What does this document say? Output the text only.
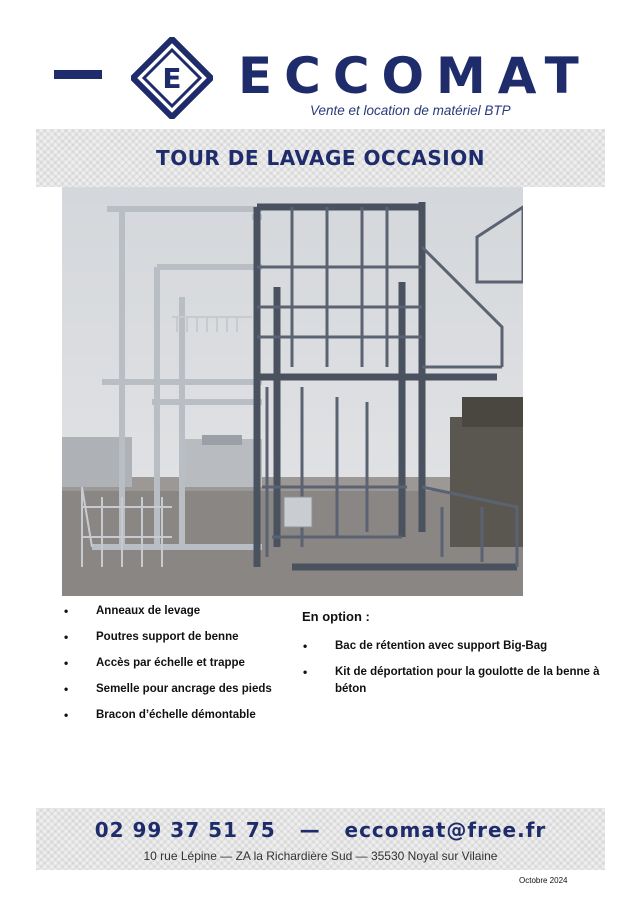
E ECCOMAT
Vente et location de matériel BTP
TOUR DE LAVAGE OCCASION
• Anneaux de levage
• Poutres support de benne
• Accès par échelle et trappe
• Semelle pour ancrage des pieds
• Bracon d’échelle démontable
En option :
• Bac de rétention avec support Big-Bag
• Kit de déportation pour la goulotte de la benne à béton
02 99 37 51 75 — eccomat@free.fr
10 rue Lépine — ZA la Richardière Sud — 35530 Noyal sur Vilaine
Octobre 2024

_What you need to do_.
Each record above should come back exactly the same, only without its pictures.

_Response to the exercise_.
What does this document say? Output the text only.
E ECCOMAT
Vente et location de matériel BTP
TOUR DE LAVAGE OCCASION
• Anneaux de levage
• Poutres support de benne
• Accès par échelle et trappe
• Semelle pour ancrage des pieds
• Bracon d’échelle démontable
En option :
• Bac de rétention avec support Big-Bag
• Kit de déportation pour la goulotte de la benne à béton
02 99 37 51 75 — eccomat@free.fr
10 rue Lépine — ZA la Richardière Sud — 35530 Noyal sur Vilaine
Octobre 2024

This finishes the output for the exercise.